* STORED DATA:
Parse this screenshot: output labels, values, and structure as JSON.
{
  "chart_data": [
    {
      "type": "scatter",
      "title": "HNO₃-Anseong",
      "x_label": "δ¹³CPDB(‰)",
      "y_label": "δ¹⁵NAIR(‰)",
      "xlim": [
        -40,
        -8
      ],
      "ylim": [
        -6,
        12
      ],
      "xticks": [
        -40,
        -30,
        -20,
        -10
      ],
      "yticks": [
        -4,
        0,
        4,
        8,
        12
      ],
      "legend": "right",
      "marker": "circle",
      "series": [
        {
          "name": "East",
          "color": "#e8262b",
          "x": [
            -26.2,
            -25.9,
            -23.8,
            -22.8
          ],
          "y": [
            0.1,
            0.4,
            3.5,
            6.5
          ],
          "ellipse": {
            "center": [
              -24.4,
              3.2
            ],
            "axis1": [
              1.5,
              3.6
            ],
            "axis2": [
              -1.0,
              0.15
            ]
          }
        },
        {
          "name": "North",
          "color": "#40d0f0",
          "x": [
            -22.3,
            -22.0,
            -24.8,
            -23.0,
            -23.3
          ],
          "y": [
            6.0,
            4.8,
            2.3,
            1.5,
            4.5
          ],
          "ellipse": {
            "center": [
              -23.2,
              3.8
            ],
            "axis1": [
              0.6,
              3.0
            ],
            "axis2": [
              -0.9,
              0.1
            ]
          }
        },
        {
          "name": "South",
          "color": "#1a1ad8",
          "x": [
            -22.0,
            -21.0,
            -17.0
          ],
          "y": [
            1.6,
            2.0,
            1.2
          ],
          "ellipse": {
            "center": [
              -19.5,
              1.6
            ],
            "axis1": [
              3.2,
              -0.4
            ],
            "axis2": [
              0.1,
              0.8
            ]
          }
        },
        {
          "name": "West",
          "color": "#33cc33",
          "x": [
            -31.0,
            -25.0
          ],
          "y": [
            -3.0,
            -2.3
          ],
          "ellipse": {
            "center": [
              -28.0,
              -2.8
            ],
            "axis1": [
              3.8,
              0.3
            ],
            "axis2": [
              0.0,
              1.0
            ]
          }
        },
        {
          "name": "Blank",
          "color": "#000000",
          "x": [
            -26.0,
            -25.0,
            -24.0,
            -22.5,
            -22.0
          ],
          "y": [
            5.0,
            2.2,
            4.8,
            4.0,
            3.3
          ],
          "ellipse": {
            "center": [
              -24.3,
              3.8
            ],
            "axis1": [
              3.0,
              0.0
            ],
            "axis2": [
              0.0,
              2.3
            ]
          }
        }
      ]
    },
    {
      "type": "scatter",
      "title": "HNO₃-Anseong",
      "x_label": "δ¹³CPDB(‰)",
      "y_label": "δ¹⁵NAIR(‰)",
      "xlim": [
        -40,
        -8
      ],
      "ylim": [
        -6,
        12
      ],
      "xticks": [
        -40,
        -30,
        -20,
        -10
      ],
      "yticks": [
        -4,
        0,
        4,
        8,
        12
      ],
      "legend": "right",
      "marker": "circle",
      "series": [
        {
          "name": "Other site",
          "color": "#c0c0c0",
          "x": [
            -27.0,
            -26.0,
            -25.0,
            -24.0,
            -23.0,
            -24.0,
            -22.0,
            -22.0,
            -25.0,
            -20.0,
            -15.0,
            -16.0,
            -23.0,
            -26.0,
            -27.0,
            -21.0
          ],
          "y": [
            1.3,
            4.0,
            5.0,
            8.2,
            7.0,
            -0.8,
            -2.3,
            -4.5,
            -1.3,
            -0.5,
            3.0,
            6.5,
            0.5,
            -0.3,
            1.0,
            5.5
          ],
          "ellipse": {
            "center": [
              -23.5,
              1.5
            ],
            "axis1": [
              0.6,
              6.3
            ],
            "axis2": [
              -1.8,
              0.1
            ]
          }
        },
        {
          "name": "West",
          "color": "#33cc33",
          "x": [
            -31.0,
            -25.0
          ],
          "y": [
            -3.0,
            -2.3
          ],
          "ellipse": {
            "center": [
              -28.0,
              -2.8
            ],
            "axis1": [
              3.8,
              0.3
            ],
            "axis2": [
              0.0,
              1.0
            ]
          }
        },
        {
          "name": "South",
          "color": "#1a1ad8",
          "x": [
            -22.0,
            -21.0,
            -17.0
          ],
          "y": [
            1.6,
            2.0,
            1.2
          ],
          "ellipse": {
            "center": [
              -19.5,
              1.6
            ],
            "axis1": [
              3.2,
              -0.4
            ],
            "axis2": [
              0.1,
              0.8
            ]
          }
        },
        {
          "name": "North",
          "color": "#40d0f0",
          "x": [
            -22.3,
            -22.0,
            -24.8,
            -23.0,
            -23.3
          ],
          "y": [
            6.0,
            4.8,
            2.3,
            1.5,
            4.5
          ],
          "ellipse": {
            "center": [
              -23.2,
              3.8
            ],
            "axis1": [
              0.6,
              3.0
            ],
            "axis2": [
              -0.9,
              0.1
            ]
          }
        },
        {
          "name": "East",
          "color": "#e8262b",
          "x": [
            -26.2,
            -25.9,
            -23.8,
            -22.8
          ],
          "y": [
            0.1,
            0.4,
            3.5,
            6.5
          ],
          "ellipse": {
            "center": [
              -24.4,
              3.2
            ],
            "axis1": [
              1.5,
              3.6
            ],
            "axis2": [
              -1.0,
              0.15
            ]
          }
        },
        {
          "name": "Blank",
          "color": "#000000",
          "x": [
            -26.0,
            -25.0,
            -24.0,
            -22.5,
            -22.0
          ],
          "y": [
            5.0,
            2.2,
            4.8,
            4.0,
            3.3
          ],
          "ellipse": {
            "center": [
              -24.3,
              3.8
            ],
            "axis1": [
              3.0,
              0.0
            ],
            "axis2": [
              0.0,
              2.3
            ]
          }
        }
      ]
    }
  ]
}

* WHAT THE EXERCISE ASKS: Repeat every record, exactly as written.

* ANSWER TO THE EXERCISE:
Parse this screenshot: output labels, values, and structure as JSON.
{
  "chart_data": [
    {
      "type": "scatter",
      "title": "HNO₃-Anseong",
      "x_label": "δ¹³CPDB(‰)",
      "y_label": "δ¹⁵NAIR(‰)",
      "xlim": [
        -40,
        -8
      ],
      "ylim": [
        -6,
        12
      ],
      "xticks": [
        -40,
        -30,
        -20,
        -10
      ],
      "yticks": [
        -4,
        0,
        4,
        8,
        12
      ],
      "legend": "right",
      "marker": "circle",
      "series": [
        {
          "name": "East",
          "color": "#e8262b",
          "x": [
            -26.2,
            -25.9,
            -23.8,
            -22.8
          ],
          "y": [
            0.1,
            0.4,
            3.5,
            6.5
          ],
          "ellipse": {
            "center": [
              -24.4,
              3.2
            ],
            "axis1": [
              1.5,
              3.6
            ],
            "axis2": [
              -1.0,
              0.15
            ]
          }
        },
        {
          "name": "North",
          "color": "#40d0f0",
          "x": [
            -22.3,
            -22.0,
            -24.8,
            -23.0,
            -23.3
          ],
          "y": [
            6.0,
            4.8,
            2.3,
            1.5,
            4.5
          ],
          "ellipse": {
            "center": [
              -23.2,
              3.8
            ],
            "axis1": [
              0.6,
              3.0
            ],
            "axis2": [
              -0.9,
              0.1
            ]
          }
        },
        {
          "name": "South",
          "color": "#1a1ad8",
          "x": [
            -22.0,
            -21.0,
            -17.0
          ],
          "y": [
            1.6,
            2.0,
            1.2
          ],
          "ellipse": {
            "center": [
              -19.5,
              1.6
            ],
            "axis1": [
              3.2,
              -0.4
            ],
            "axis2": [
              0.1,
              0.8
            ]
          }
        },
        {
          "name": "West",
          "color": "#33cc33",
          "x": [
            -31.0,
            -25.0
          ],
          "y": [
            -3.0,
            -2.3
          ],
          "ellipse": {
            "center": [
              -28.0,
              -2.8
            ],
            "axis1": [
              3.8,
              0.3
            ],
            "axis2": [
              0.0,
              1.0
            ]
          }
        },
        {
          "name": "Blank",
          "color": "#000000",
          "x": [
            -26.0,
            -25.0,
            -24.0,
            -22.5,
            -22.0
          ],
          "y": [
            5.0,
            2.2,
            4.8,
            4.0,
            3.3
          ],
          "ellipse": {
            "center": [
              -24.3,
              3.8
            ],
            "axis1": [
              3.0,
              0.0
            ],
            "axis2": [
              0.0,
              2.3
            ]
          }
        }
      ]
    },
    {
      "type": "scatter",
      "title": "HNO₃-Anseong",
      "x_label": "δ¹³CPDB(‰)",
      "y_label": "δ¹⁵NAIR(‰)",
      "xlim": [
        -40,
        -8
      ],
      "ylim": [
        -6,
        12
      ],
      "xticks": [
        -40,
        -30,
        -20,
        -10
      ],
      "yticks": [
        -4,
        0,
        4,
        8,
        12
      ],
      "legend": "right",
      "marker": "circle",
      "series": [
        {
          "name": "Other site",
          "color": "#c0c0c0",
          "x": [
            -27.0,
            -26.0,
            -25.0,
            -24.0,
            -23.0,
            -24.0,
            -22.0,
            -22.0,
            -25.0,
            -20.0,
            -15.0,
            -16.0,
            -23.0,
            -26.0,
            -27.0,
            -21.0
          ],
          "y": [
            1.3,
            4.0,
            5.0,
            8.2,
            7.0,
            -0.8,
            -2.3,
            -4.5,
            -1.3,
            -0.5,
            3.0,
            6.5,
            0.5,
            -0.3,
            1.0,
            5.5
          ],
          "ellipse": {
            "center": [
              -23.5,
              1.5
            ],
            "axis1": [
              0.6,
              6.3
            ],
            "axis2": [
              -1.8,
              0.1
            ]
          }
        },
        {
          "name": "West",
          "color": "#33cc33",
          "x": [
            -31.0,
            -25.0
          ],
          "y": [
            -3.0,
            -2.3
          ],
          "ellipse": {
            "center": [
              -28.0,
              -2.8
            ],
            "axis1": [
              3.8,
              0.3
            ],
            "axis2": [
              0.0,
              1.0
            ]
          }
        },
        {
          "name": "South",
          "color": "#1a1ad8",
          "x": [
            -22.0,
            -21.0,
            -17.0
          ],
          "y": [
            1.6,
            2.0,
            1.2
          ],
          "ellipse": {
            "center": [
              -19.5,
              1.6
            ],
            "axis1": [
              3.2,
              -0.4
            ],
            "axis2": [
              0.1,
              0.8
            ]
          }
        },
        {
          "name": "North",
          "color": "#40d0f0",
          "x": [
            -22.3,
            -22.0,
            -24.8,
            -23.0,
            -23.3
          ],
          "y": [
            6.0,
            4.8,
            2.3,
            1.5,
            4.5
          ],
          "ellipse": {
            "center": [
              -23.2,
              3.8
            ],
            "axis1": [
              0.6,
              3.0
            ],
            "axis2": [
              -0.9,
              0.1
            ]
          }
        },
        {
          "name": "East",
          "color": "#e8262b",
          "x": [
            -26.2,
            -25.9,
            -23.8,
            -22.8
          ],
          "y": [
            0.1,
            0.4,
            3.5,
            6.5
          ],
          "ellipse": {
            "center": [
              -24.4,
              3.2
            ],
            "axis1": [
              1.5,
              3.6
            ],
            "axis2": [
              -1.0,
              0.15
            ]
          }
        },
        {
          "name": "Blank",
          "color": "#000000",
          "x": [
            -26.0,
            -25.0,
            -24.0,
            -22.5,
            -22.0
          ],
          "y": [
            5.0,
            2.2,
            4.8,
            4.0,
            3.3
          ],
          "ellipse": {
            "center": [
              -24.3,
              3.8
            ],
            "axis1": [
              3.0,
              0.0
            ],
            "axis2": [
              0.0,
              2.3
            ]
          }
        }
      ]
    }
  ]
}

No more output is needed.